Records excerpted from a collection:
------------------------------
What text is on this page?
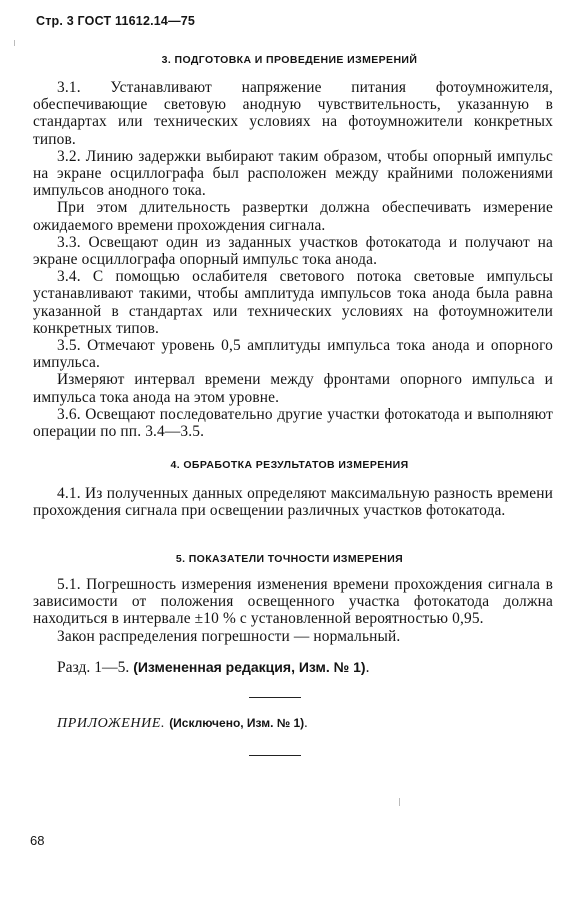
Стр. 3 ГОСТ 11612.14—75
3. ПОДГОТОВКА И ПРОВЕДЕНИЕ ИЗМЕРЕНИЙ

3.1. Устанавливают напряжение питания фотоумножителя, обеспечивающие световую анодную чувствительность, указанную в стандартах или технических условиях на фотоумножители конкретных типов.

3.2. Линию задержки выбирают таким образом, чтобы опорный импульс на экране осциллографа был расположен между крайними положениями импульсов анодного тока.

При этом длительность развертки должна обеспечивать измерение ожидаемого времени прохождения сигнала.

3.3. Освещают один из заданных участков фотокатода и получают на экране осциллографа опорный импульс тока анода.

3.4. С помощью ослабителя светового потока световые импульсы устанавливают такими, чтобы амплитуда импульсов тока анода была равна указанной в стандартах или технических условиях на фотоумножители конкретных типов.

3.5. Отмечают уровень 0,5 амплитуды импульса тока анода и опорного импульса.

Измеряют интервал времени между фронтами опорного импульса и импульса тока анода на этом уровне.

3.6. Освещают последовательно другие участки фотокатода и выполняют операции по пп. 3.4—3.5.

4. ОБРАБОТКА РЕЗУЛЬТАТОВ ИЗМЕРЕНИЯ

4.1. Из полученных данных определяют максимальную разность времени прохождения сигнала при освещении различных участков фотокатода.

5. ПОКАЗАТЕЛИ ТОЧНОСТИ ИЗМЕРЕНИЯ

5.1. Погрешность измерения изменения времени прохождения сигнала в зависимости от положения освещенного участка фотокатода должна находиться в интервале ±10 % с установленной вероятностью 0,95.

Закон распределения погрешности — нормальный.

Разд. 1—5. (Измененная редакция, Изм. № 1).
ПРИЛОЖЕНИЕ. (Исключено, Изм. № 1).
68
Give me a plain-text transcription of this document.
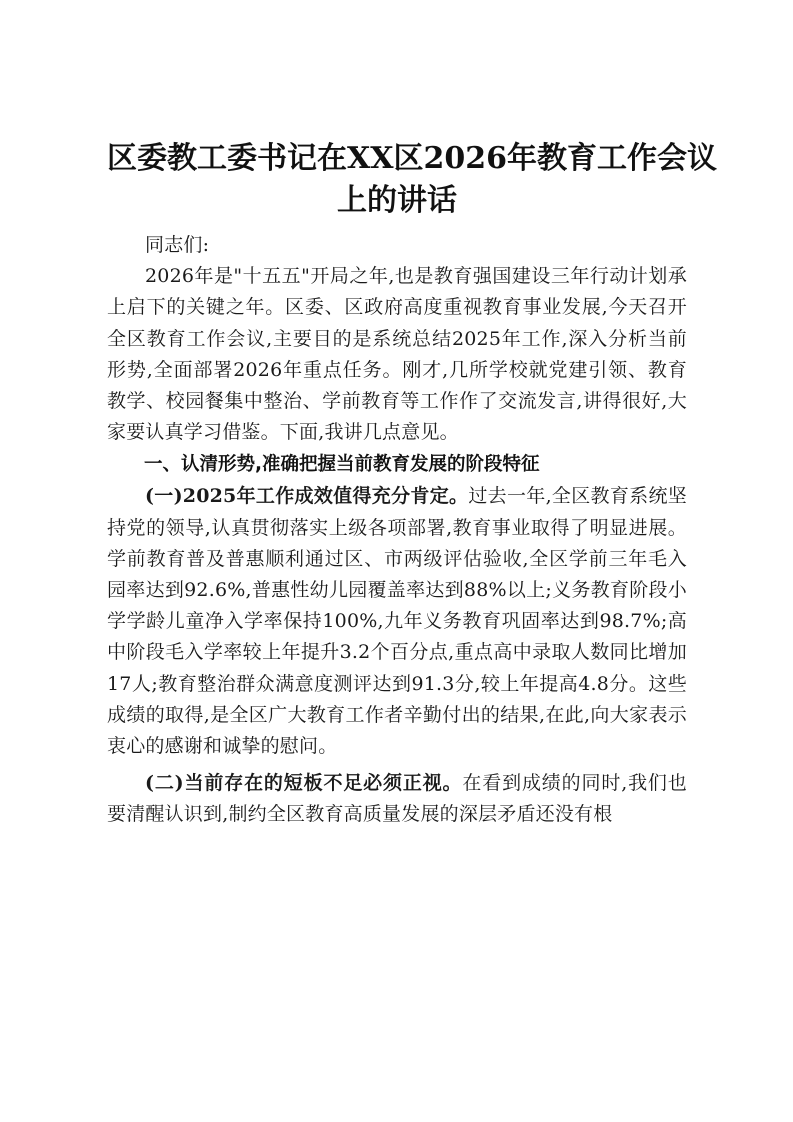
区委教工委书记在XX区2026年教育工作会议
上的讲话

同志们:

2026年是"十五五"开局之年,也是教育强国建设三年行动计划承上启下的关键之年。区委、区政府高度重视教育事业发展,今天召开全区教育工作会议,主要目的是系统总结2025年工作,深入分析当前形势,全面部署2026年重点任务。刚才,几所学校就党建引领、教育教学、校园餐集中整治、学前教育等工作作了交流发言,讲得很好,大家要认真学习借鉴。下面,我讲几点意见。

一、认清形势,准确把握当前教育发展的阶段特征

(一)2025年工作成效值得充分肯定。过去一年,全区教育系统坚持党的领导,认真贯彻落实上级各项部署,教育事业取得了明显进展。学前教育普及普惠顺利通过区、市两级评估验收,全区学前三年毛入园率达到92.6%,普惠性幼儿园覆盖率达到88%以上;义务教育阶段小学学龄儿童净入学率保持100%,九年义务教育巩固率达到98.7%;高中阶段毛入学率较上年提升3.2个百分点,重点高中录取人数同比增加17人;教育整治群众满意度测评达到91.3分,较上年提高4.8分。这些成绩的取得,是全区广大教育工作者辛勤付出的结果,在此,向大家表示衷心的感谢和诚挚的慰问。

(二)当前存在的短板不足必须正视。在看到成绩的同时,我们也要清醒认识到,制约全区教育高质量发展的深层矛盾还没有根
------------------------------
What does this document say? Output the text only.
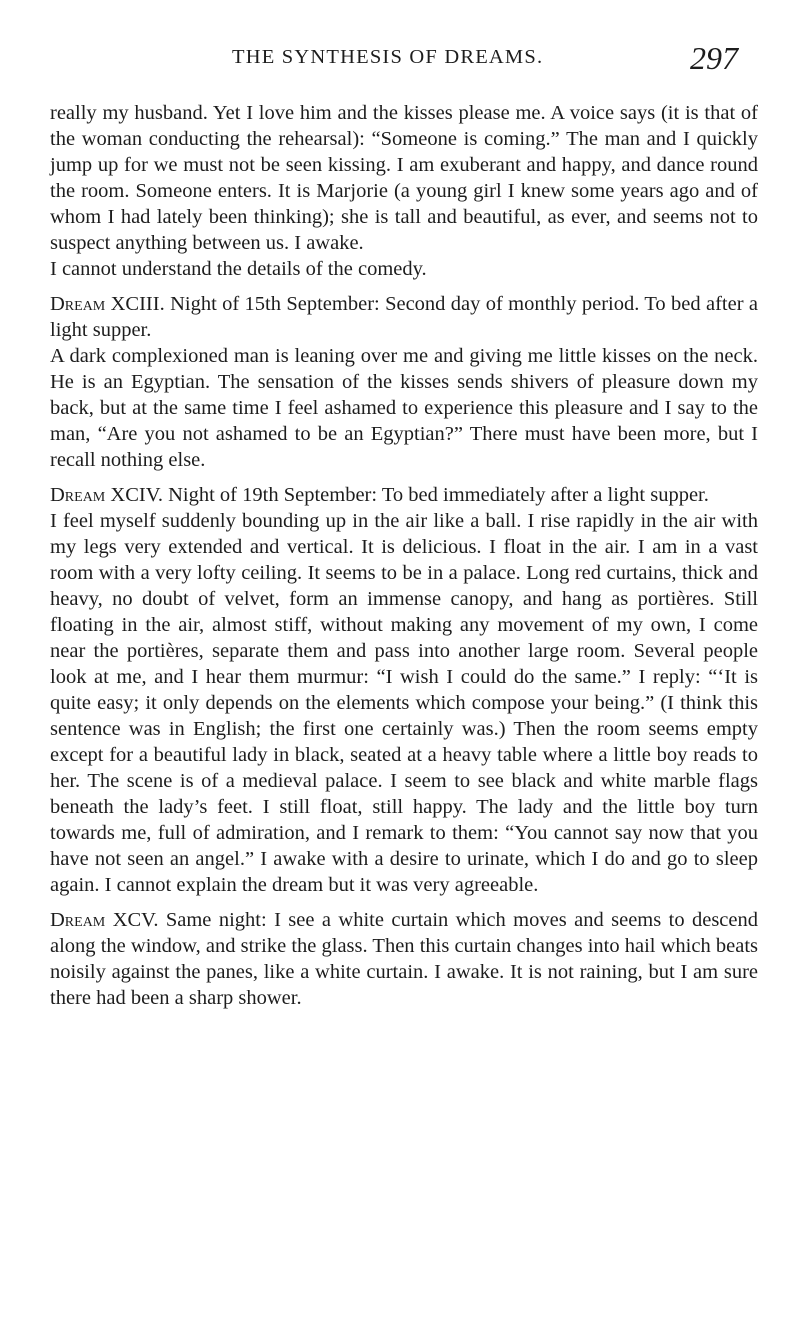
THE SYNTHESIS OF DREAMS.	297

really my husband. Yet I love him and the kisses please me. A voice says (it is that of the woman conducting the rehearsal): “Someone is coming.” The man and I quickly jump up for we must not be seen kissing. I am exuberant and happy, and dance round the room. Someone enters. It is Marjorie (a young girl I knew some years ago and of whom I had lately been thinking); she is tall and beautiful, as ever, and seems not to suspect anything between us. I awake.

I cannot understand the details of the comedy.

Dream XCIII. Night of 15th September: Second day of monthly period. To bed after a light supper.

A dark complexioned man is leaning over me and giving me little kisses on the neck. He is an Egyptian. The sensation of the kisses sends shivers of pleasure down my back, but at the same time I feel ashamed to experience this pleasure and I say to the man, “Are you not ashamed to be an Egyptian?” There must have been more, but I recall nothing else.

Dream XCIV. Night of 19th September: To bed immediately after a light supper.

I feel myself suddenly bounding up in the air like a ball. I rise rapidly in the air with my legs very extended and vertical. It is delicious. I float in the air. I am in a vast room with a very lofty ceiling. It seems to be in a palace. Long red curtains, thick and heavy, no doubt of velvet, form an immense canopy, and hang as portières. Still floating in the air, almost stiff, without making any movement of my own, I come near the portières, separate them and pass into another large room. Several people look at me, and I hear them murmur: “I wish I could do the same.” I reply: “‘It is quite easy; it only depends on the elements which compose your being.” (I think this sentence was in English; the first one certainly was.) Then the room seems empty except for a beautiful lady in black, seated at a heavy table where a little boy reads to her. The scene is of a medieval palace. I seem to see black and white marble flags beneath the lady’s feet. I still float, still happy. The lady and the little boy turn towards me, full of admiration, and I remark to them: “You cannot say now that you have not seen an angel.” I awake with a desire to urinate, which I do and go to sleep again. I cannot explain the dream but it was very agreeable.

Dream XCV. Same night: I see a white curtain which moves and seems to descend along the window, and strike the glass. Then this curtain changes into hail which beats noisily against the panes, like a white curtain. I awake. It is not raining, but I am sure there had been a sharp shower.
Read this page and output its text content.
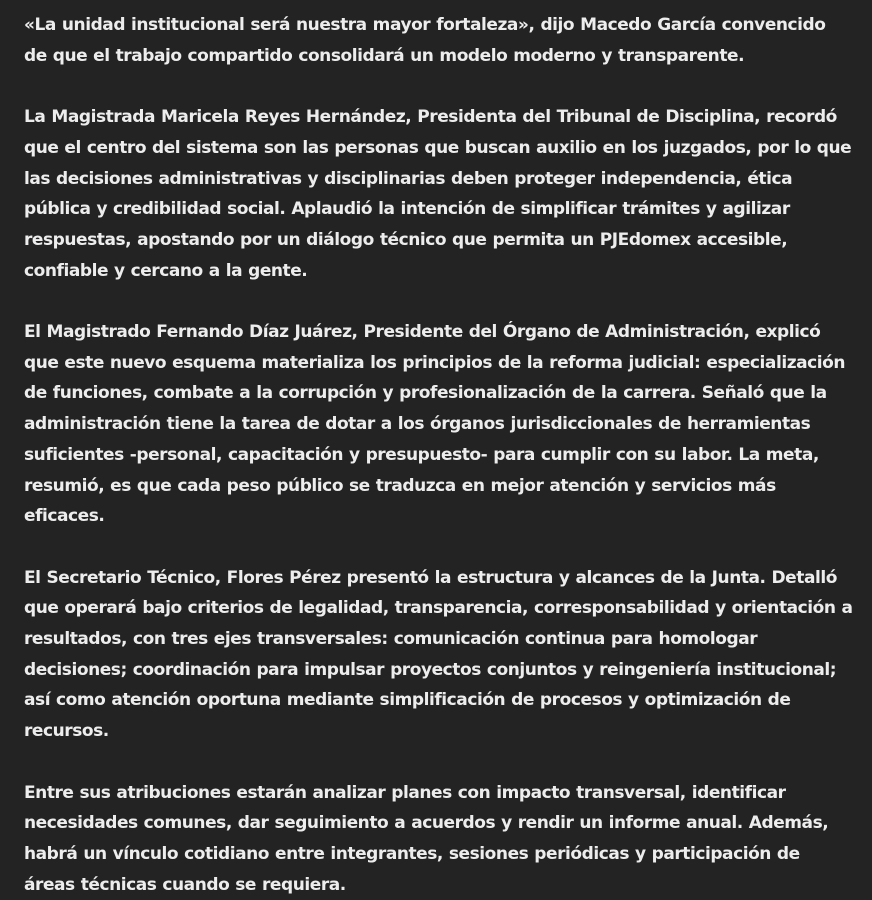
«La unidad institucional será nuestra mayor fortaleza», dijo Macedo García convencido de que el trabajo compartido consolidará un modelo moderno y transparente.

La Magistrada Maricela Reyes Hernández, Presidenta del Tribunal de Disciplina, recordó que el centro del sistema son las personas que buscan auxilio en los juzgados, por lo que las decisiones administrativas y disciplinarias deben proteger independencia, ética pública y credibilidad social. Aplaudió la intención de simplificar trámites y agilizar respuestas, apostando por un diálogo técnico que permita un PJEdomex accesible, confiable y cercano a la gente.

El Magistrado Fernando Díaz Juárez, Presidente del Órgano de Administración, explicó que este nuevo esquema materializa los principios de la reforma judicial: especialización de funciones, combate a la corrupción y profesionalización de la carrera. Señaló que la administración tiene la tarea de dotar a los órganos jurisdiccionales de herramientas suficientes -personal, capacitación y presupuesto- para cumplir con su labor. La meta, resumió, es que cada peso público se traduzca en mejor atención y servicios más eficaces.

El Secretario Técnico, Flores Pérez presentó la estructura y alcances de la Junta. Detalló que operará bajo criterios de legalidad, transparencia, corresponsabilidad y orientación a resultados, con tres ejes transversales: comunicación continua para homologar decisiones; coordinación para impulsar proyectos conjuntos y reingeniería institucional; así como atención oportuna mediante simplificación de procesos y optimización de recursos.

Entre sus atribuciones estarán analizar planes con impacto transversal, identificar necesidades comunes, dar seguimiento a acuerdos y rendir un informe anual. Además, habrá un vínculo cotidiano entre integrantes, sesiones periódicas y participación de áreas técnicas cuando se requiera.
------------------------------
PROBLEM:
Take every line that includes the string "технических" and copy it.

OUTPUT FOR THIS EXERCISE:
3.1. Устанавливают напряжение питания фотоумножителя, обеспечивающие световую анодную чувствительность, указанную в стандартах или технических условиях на фотоумножители конкретных типов.
3.4. С помощью ослабителя светового потока световые импульсы устанавливают такими, чтобы амплитуда импульсов тока анода была равна указанной в стандартах или технических условиях на фотоумножители конкретных типов.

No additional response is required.